Without changing a character, return the entries, but not the images they hold.

[Data records]
* begin *

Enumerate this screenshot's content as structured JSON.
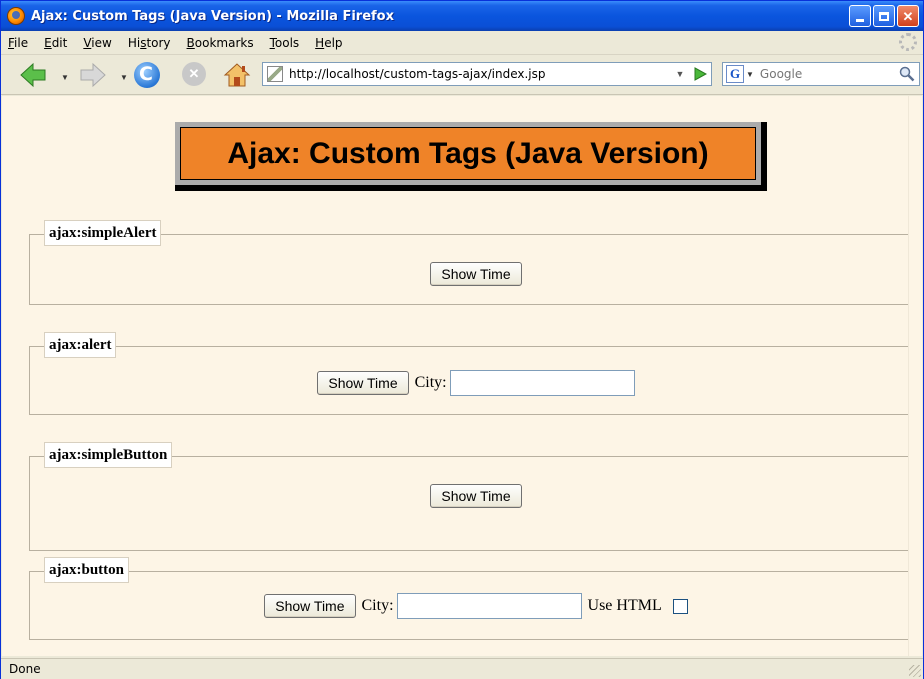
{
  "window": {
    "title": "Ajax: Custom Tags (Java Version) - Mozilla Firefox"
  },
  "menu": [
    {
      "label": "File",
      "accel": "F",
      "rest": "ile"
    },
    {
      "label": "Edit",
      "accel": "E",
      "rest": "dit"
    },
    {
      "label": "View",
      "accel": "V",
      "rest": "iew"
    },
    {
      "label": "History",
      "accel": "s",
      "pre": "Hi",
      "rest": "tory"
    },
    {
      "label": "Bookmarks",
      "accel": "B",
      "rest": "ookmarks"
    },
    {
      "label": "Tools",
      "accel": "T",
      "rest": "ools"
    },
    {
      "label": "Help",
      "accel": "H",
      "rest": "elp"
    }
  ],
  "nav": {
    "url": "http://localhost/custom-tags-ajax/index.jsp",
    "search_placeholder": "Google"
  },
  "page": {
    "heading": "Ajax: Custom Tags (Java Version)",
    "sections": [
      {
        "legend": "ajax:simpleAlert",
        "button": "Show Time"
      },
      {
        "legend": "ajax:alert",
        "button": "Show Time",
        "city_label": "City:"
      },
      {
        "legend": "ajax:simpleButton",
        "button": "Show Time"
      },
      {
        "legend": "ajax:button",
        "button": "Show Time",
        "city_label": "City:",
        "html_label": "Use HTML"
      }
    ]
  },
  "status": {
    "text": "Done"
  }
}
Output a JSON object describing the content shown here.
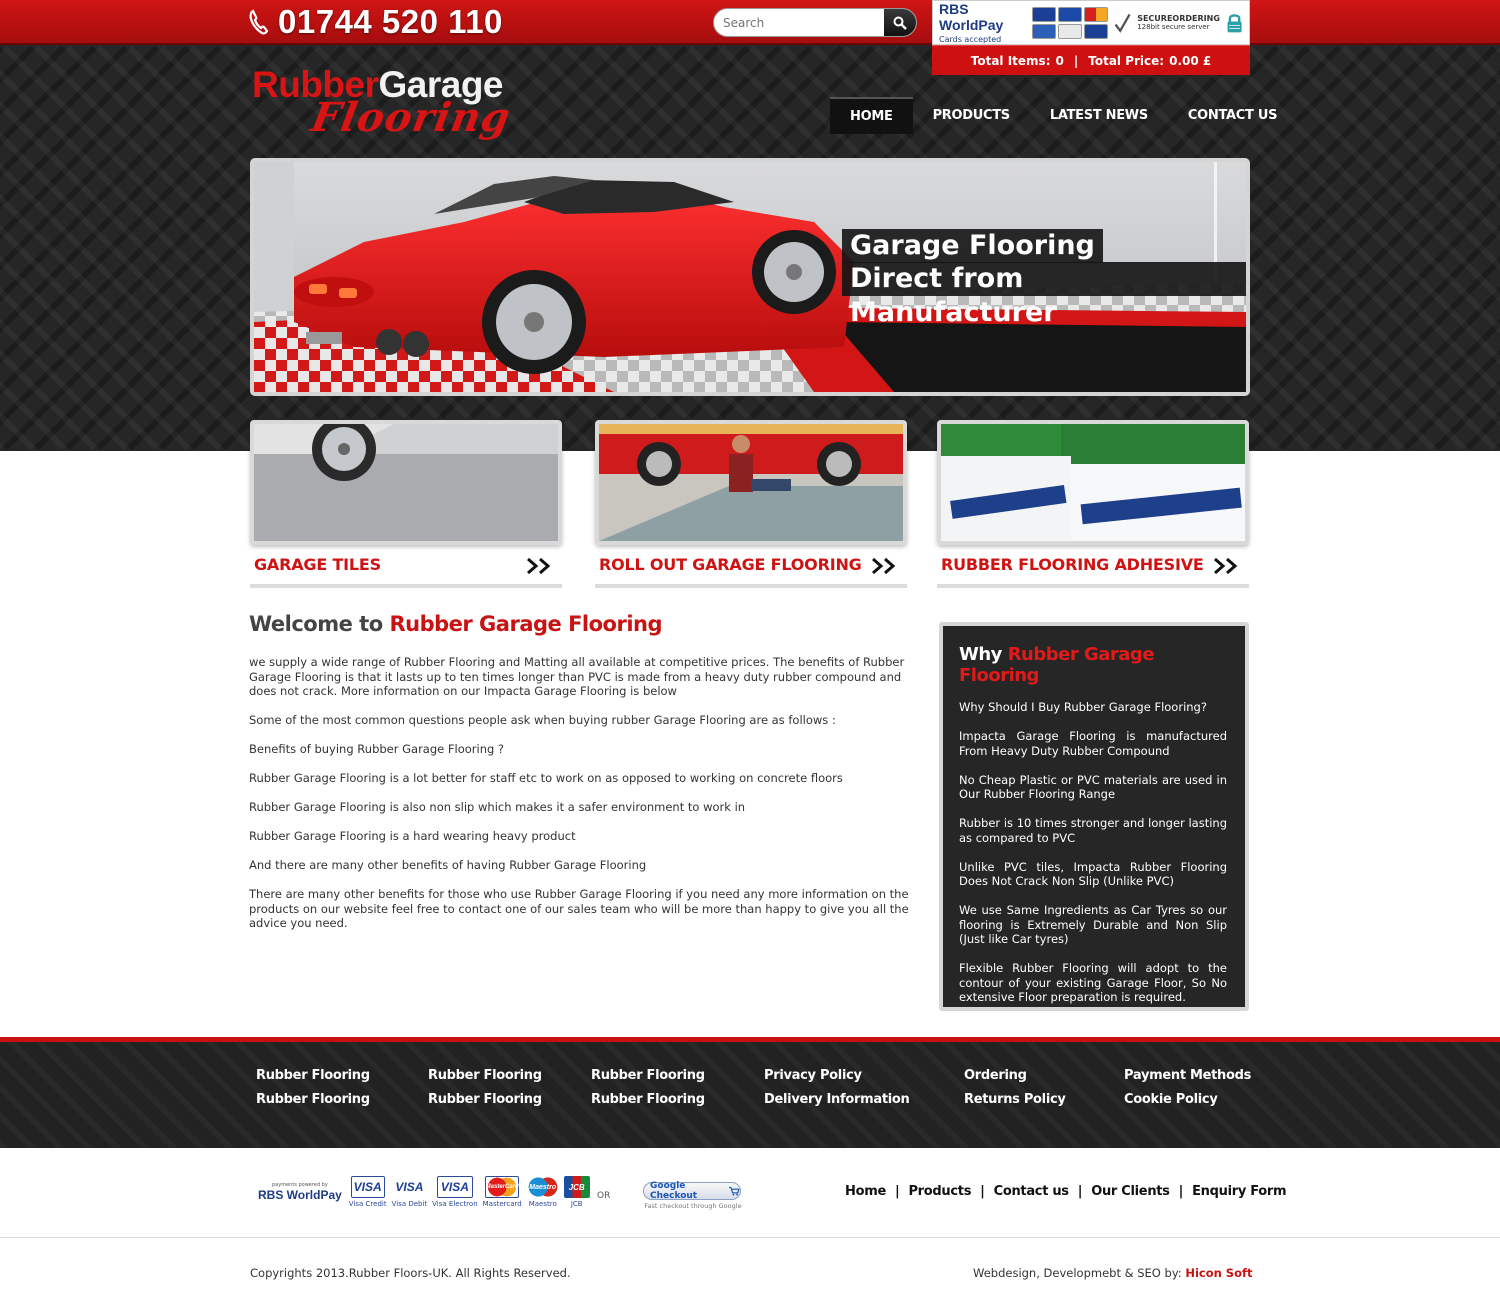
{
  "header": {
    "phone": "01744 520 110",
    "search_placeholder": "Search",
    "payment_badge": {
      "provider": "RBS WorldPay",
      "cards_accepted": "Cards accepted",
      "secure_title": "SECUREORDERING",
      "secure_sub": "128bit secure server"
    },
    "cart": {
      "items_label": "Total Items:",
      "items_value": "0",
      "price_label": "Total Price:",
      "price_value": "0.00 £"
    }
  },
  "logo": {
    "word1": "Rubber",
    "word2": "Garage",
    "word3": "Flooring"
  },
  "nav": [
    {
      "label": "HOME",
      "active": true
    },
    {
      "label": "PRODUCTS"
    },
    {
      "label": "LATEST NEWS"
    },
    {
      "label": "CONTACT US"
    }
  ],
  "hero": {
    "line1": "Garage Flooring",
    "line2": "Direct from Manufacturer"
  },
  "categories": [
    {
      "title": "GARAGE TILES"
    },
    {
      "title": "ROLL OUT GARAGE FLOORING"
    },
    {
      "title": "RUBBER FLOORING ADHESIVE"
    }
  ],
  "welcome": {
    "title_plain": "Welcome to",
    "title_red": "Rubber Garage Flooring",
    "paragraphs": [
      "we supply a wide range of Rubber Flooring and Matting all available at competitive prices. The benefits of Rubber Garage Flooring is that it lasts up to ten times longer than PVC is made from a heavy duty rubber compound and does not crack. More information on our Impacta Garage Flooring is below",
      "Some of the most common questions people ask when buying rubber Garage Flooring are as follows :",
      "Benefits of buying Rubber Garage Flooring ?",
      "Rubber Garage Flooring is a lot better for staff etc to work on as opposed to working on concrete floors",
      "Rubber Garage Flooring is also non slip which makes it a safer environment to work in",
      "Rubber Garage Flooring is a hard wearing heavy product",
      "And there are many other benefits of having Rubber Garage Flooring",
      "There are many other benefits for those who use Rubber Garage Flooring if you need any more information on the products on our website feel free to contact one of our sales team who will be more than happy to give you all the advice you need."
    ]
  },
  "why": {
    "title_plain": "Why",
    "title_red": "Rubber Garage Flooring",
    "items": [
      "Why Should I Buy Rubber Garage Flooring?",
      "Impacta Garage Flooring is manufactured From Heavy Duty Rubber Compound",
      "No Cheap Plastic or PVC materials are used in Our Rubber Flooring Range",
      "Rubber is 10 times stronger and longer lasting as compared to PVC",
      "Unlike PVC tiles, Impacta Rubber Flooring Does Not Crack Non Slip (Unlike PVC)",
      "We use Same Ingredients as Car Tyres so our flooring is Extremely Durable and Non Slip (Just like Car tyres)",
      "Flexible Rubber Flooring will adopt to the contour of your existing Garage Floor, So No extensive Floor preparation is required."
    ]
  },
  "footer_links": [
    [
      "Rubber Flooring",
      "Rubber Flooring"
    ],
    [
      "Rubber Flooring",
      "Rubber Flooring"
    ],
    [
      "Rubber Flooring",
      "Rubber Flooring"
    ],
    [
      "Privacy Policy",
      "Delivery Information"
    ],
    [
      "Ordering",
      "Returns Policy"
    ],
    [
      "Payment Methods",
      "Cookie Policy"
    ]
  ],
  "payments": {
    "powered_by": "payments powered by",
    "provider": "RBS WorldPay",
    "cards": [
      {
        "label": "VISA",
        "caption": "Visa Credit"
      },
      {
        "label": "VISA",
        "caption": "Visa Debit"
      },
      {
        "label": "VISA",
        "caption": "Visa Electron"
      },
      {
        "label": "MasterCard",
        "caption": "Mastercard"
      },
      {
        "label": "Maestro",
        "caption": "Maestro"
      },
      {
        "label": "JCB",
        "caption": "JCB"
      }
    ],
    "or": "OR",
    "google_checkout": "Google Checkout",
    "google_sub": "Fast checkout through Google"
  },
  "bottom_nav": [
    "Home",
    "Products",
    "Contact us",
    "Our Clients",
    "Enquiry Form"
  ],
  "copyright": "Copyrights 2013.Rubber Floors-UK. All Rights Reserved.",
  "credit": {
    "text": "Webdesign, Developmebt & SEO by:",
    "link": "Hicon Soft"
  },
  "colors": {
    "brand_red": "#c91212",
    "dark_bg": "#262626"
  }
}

* end *

→ **Solution**:
Enumerate this screenshot's content as structured JSON.
{
  "window": {
    "title": "Ajax: Custom Tags (Java Version) - Mozilla Firefox"
  },
  "menu": [
    {
      "label": "File",
      "accel": "F",
      "rest": "ile"
    },
    {
      "label": "Edit",
      "accel": "E",
      "rest": "dit"
    },
    {
      "label": "View",
      "accel": "V",
      "rest": "iew"
    },
    {
      "label": "History",
      "accel": "s",
      "pre": "Hi",
      "rest": "tory"
    },
    {
      "label": "Bookmarks",
      "accel": "B",
      "rest": "ookmarks"
    },
    {
      "label": "Tools",
      "accel": "T",
      "rest": "ools"
    },
    {
      "label": "Help",
      "accel": "H",
      "rest": "elp"
    }
  ],
  "nav": {
    "url": "http://localhost/custom-tags-ajax/index.jsp",
    "search_placeholder": "Google"
  },
  "page": {
    "heading": "Ajax: Custom Tags (Java Version)",
    "sections": [
      {
        "legend": "ajax:simpleAlert",
        "button": "Show Time"
      },
      {
        "legend": "ajax:alert",
        "button": "Show Time",
        "city_label": "City:"
      },
      {
        "legend": "ajax:simpleButton",
        "button": "Show Time"
      },
      {
        "legend": "ajax:button",
        "button": "Show Time",
        "city_label": "City:",
        "html_label": "Use HTML"
      }
    ]
  },
  "status": {
    "text": "Done"
  }
}
Output a JSON object describing the content shown here.
{
  "header": {
    "phone": "01744 520 110",
    "search_placeholder": "Search",
    "payment_badge": {
      "provider": "RBS WorldPay",
      "cards_accepted": "Cards accepted",
      "secure_title": "SECUREORDERING",
      "secure_sub": "128bit secure server"
    },
    "cart": {
      "items_label": "Total Items:",
      "items_value": "0",
      "price_label": "Total Price:",
      "price_value": "0.00 £"
    }
  },
  "logo": {
    "word1": "Rubber",
    "word2": "Garage",
    "word3": "Flooring"
  },
  "nav": [
    {
      "label": "HOME",
      "active": true
    },
    {
      "label": "PRODUCTS"
    },
    {
      "label": "LATEST NEWS"
    },
    {
      "label": "CONTACT US"
    }
  ],
  "hero": {
    "line1": "Garage Flooring",
    "line2": "Direct from Manufacturer"
  },
  "categories": [
    {
      "title": "GARAGE TILES"
    },
    {
      "title": "ROLL OUT GARAGE FLOORING"
    },
    {
      "title": "RUBBER FLOORING ADHESIVE"
    }
  ],
  "welcome": {
    "title_plain": "Welcome to",
    "title_red": "Rubber Garage Flooring",
    "paragraphs": [
      "we supply a wide range of Rubber Flooring and Matting all available at competitive prices. The benefits of Rubber Garage Flooring is that it lasts up to ten times longer than PVC is made from a heavy duty rubber compound and does not crack. More information on our Impacta Garage Flooring is below",
      "Some of the most common questions people ask when buying rubber Garage Flooring are as follows :",
      "Benefits of buying Rubber Garage Flooring ?",
      "Rubber Garage Flooring is a lot better for staff etc to work on as opposed to working on concrete floors",
      "Rubber Garage Flooring is also non slip which makes it a safer environment to work in",
      "Rubber Garage Flooring is a hard wearing heavy product",
      "And there are many other benefits of having Rubber Garage Flooring",
      "There are many other benefits for those who use Rubber Garage Flooring if you need any more information on the products on our website feel free to contact one of our sales team who will be more than happy to give you all the advice you need."
    ]
  },
  "why": {
    "title_plain": "Why",
    "title_red": "Rubber Garage Flooring",
    "items": [
      "Why Should I Buy Rubber Garage Flooring?",
      "Impacta Garage Flooring is manufactured From Heavy Duty Rubber Compound",
      "No Cheap Plastic or PVC materials are used in Our Rubber Flooring Range",
      "Rubber is 10 times stronger and longer lasting as compared to PVC",
      "Unlike PVC tiles, Impacta Rubber Flooring Does Not Crack Non Slip (Unlike PVC)",
      "We use Same Ingredients as Car Tyres so our flooring is Extremely Durable and Non Slip (Just like Car tyres)",
      "Flexible Rubber Flooring will adopt to the contour of your existing Garage Floor, So No extensive Floor preparation is required."
    ]
  },
  "footer_links": [
    [
      "Rubber Flooring",
      "Rubber Flooring"
    ],
    [
      "Rubber Flooring",
      "Rubber Flooring"
    ],
    [
      "Rubber Flooring",
      "Rubber Flooring"
    ],
    [
      "Privacy Policy",
      "Delivery Information"
    ],
    [
      "Ordering",
      "Returns Policy"
    ],
    [
      "Payment Methods",
      "Cookie Policy"
    ]
  ],
  "payments": {
    "powered_by": "payments powered by",
    "provider": "RBS WorldPay",
    "cards": [
      {
        "label": "VISA",
        "caption": "Visa Credit"
      },
      {
        "label": "VISA",
        "caption": "Visa Debit"
      },
      {
        "label": "VISA",
        "caption": "Visa Electron"
      },
      {
        "label": "MasterCard",
        "caption": "Mastercard"
      },
      {
        "label": "Maestro",
        "caption": "Maestro"
      },
      {
        "label": "JCB",
        "caption": "JCB"
      }
    ],
    "or": "OR",
    "google_checkout": "Google Checkout",
    "google_sub": "Fast checkout through Google"
  },
  "bottom_nav": [
    "Home",
    "Products",
    "Contact us",
    "Our Clients",
    "Enquiry Form"
  ],
  "copyright": "Copyrights 2013.Rubber Floors-UK. All Rights Reserved.",
  "credit": {
    "text": "Webdesign, Developmebt & SEO by:",
    "link": "Hicon Soft"
  },
  "colors": {
    "brand_red": "#c91212",
    "dark_bg": "#262626"
  }
}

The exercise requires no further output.